WHAT YOU ARE ASKED TO DO: Sift the listing for lines that hold the string "payload" and pull them out.

(Recorded data)
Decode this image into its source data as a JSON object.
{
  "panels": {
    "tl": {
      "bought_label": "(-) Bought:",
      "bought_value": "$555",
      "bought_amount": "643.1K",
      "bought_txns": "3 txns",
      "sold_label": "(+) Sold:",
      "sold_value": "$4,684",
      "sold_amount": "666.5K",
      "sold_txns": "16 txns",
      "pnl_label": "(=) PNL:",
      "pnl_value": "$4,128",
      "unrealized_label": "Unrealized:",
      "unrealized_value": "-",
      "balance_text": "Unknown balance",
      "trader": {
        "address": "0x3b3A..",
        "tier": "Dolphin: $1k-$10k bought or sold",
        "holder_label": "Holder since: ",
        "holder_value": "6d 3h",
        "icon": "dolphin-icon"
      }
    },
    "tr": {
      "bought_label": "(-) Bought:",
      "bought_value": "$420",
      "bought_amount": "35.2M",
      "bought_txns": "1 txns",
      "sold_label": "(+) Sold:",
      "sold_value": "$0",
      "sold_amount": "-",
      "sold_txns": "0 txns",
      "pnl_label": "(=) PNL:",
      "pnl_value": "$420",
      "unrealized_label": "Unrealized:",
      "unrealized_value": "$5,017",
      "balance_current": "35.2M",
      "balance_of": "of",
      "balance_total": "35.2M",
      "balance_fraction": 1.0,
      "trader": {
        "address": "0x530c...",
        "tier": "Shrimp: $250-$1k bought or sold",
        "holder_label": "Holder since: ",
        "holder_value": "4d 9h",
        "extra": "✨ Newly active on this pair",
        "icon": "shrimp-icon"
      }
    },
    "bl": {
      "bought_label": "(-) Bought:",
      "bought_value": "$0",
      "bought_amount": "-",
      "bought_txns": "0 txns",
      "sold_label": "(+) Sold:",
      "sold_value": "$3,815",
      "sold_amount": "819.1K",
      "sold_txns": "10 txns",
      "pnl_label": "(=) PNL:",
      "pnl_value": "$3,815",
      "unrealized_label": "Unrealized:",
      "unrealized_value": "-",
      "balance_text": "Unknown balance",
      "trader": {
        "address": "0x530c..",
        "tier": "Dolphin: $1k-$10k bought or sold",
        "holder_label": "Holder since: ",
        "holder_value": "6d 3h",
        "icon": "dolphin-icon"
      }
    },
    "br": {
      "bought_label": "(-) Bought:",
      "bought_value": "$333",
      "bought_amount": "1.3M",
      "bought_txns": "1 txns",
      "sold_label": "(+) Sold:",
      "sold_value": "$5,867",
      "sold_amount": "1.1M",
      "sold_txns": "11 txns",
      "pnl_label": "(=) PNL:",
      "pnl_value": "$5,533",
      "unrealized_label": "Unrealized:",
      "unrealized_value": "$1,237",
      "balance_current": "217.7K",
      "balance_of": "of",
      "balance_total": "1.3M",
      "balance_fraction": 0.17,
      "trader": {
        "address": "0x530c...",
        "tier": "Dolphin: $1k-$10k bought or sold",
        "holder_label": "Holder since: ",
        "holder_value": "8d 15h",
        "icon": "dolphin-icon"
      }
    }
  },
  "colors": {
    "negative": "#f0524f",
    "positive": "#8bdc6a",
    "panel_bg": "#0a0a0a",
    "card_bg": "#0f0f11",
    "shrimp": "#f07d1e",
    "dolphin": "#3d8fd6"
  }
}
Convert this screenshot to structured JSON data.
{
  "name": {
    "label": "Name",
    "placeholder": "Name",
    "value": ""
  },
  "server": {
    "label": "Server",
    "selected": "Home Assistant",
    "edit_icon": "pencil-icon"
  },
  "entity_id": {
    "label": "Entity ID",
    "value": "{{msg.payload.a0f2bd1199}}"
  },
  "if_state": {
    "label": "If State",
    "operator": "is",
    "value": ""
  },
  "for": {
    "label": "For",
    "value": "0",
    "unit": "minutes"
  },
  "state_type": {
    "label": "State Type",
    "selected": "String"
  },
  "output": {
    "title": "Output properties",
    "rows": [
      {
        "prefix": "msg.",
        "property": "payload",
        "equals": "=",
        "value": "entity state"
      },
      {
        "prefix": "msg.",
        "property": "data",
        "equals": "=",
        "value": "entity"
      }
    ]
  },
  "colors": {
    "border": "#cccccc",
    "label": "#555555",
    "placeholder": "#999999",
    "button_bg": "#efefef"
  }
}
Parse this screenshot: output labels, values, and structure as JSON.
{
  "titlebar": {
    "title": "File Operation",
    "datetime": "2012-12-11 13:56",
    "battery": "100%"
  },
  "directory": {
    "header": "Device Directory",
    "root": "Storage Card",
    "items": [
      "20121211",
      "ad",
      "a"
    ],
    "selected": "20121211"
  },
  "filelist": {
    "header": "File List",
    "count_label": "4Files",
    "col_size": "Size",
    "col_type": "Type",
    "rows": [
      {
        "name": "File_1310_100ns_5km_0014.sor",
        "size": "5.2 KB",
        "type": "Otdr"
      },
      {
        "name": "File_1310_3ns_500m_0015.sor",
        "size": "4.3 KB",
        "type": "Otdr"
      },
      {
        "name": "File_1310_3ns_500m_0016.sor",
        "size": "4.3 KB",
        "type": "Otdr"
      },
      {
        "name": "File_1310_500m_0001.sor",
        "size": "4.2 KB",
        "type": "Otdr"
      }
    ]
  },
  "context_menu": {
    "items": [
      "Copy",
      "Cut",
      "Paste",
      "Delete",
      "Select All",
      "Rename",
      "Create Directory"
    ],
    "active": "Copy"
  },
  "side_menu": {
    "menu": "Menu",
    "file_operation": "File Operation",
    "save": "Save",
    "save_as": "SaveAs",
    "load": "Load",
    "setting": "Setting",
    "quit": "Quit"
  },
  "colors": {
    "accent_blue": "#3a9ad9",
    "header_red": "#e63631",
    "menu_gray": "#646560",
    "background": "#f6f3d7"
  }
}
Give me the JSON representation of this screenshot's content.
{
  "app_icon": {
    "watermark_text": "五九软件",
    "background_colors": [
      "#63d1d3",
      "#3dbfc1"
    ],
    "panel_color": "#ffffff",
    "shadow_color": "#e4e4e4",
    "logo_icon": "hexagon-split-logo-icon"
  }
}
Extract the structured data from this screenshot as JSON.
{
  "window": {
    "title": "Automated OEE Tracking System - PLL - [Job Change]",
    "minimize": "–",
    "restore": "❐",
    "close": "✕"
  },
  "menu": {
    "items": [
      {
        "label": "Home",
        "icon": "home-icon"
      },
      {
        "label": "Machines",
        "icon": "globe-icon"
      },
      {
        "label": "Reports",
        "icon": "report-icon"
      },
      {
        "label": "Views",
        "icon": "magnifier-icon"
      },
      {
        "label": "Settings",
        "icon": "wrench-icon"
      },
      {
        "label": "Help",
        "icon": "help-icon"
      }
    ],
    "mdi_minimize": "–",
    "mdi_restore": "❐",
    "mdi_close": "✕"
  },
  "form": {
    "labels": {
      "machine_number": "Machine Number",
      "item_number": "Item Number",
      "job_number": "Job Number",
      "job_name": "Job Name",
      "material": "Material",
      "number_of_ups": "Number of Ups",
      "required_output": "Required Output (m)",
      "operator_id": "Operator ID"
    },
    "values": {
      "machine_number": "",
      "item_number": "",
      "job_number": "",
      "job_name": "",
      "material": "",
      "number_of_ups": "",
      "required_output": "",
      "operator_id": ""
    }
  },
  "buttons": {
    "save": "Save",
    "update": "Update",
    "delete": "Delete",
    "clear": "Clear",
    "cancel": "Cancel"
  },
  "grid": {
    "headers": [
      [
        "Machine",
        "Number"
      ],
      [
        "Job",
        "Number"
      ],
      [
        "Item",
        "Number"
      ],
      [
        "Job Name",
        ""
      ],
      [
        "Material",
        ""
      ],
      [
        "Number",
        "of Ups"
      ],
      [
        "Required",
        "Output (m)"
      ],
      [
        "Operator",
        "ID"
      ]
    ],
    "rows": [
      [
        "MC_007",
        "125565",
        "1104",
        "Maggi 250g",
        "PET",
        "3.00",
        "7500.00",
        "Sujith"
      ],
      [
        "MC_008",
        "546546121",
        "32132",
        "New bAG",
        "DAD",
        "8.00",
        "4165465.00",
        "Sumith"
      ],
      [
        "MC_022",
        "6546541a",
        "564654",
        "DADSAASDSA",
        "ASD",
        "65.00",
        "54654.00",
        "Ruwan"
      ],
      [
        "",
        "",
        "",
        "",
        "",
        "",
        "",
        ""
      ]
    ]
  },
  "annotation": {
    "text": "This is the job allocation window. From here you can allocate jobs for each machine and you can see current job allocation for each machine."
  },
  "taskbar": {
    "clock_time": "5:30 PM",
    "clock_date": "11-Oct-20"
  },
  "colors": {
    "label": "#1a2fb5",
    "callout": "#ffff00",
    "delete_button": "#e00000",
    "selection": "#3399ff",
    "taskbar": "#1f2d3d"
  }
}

EXERCISE OUTPUT:
    "value": "{{msg.payload.a0f2bd1199}}"
        "property": "payload",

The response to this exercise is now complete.